__WRITTEN PROBLEM__.
Give a verbatim quotation of every record.

>> Begin DATA SUPPLIED

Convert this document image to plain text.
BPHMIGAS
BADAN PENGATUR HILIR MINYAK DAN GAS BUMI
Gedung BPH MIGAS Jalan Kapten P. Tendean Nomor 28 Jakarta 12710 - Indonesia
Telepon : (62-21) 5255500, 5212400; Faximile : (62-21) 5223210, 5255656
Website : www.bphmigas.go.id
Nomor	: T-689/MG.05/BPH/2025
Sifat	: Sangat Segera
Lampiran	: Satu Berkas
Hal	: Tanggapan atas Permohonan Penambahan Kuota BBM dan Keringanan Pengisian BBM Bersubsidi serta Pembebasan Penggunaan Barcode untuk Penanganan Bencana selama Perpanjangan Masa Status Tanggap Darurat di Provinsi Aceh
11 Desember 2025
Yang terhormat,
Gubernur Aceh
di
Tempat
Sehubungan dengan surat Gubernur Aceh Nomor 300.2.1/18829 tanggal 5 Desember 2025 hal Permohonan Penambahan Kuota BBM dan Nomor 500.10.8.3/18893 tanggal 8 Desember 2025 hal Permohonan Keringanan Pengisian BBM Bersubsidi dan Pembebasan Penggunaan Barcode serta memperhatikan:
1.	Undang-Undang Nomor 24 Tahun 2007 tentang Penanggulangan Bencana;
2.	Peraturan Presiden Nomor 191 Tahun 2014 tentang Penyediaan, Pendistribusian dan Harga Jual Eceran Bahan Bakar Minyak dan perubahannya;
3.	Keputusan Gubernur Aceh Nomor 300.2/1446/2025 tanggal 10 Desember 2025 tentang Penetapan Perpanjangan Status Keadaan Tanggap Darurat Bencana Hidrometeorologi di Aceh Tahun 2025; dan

>> End DATA SUPPLIED

__ANSWER IN FULL__.
Convert this document image to plain text.
BPHMIGAS
BADAN PENGATUR HILIR MINYAK DAN GAS BUMI
Gedung BPH MIGAS Jalan Kapten P. Tendean Nomor 28 Jakarta 12710 - Indonesia
Telepon : (62-21) 5255500, 5212400; Faximile : (62-21) 5223210, 5255656
Website : www.bphmigas.go.id
Nomor	: T-689/MG.05/BPH/2025
Sifat	: Sangat Segera
Lampiran	: Satu Berkas
Hal	: Tanggapan atas Permohonan Penambahan Kuota BBM dan Keringanan Pengisian BBM Bersubsidi serta Pembebasan Penggunaan Barcode untuk Penanganan Bencana selama Perpanjangan Masa Status Tanggap Darurat di Provinsi Aceh
11 Desember 2025
Yang terhormat,
Gubernur Aceh
di
Tempat
Sehubungan dengan surat Gubernur Aceh Nomor 300.2.1/18829 tanggal 5 Desember 2025 hal Permohonan Penambahan Kuota BBM dan Nomor 500.10.8.3/18893 tanggal 8 Desember 2025 hal Permohonan Keringanan Pengisian BBM Bersubsidi dan Pembebasan Penggunaan Barcode serta memperhatikan:
1.	Undang-Undang Nomor 24 Tahun 2007 tentang Penanggulangan Bencana;
2.	Peraturan Presiden Nomor 191 Tahun 2014 tentang Penyediaan, Pendistribusian dan Harga Jual Eceran Bahan Bakar Minyak dan perubahannya;
3.	Keputusan Gubernur Aceh Nomor 300.2/1446/2025 tanggal 10 Desember 2025 tentang Penetapan Perpanjangan Status Keadaan Tanggap Darurat Bencana Hidrometeorologi di Aceh Tahun 2025; dan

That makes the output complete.